(Rows from a dataset)
-------
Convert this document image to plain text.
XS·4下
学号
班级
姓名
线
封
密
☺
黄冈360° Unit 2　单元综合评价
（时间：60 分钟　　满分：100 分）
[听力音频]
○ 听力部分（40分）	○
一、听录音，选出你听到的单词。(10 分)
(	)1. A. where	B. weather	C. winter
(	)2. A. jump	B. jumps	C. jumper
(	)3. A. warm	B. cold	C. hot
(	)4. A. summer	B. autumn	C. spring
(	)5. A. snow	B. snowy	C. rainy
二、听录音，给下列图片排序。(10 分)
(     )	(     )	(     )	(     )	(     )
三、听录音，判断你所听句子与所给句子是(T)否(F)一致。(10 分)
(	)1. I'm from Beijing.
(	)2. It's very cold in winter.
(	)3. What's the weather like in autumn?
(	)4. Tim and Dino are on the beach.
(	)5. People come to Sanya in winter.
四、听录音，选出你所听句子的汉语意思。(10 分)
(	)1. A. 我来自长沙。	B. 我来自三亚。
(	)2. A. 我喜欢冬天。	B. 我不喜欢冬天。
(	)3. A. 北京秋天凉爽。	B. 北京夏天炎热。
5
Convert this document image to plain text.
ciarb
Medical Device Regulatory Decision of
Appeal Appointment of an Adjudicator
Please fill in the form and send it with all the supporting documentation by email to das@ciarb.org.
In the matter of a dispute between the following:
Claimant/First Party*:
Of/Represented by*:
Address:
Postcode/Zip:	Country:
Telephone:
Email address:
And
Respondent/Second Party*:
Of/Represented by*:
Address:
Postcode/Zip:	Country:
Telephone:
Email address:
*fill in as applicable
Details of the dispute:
-------
▶ [Challenge]
Each record should come back exactly as written.

▶ [Solution for this problem]
Convert this document image to plain text.
XS·4下
学号
班级
姓名
线
封
密
☺
黄冈360° Unit 2　单元综合评价
（时间：60 分钟　　满分：100 分）
[听力音频]
○ 听力部分（40分）	○
一、听录音，选出你听到的单词。(10 分)
(	)1. A. where	B. weather	C. winter
(	)2. A. jump	B. jumps	C. jumper
(	)3. A. warm	B. cold	C. hot
(	)4. A. summer	B. autumn	C. spring
(	)5. A. snow	B. snowy	C. rainy
二、听录音，给下列图片排序。(10 分)
(     )	(     )	(     )	(     )	(     )
三、听录音，判断你所听句子与所给句子是(T)否(F)一致。(10 分)
(	)1. I'm from Beijing.
(	)2. It's very cold in winter.
(	)3. What's the weather like in autumn?
(	)4. Tim and Dino are on the beach.
(	)5. People come to Sanya in winter.
四、听录音，选出你所听句子的汉语意思。(10 分)
(	)1. A. 我来自长沙。	B. 我来自三亚。
(	)2. A. 我喜欢冬天。	B. 我不喜欢冬天。
(	)3. A. 北京秋天凉爽。	B. 北京夏天炎热。
5
Convert this document image to plain text.
ciarb
Medical Device Regulatory Decision of
Appeal Appointment of an Adjudicator
Please fill in the form and send it with all the supporting documentation by email to das@ciarb.org.
In the matter of a dispute between the following:
Claimant/First Party*:
Of/Represented by*:
Address:
Postcode/Zip:	Country:
Telephone:
Email address:
And
Respondent/Second Party*:
Of/Represented by*:
Address:
Postcode/Zip:	Country:
Telephone:
Email address:
*fill in as applicable
Details of the dispute:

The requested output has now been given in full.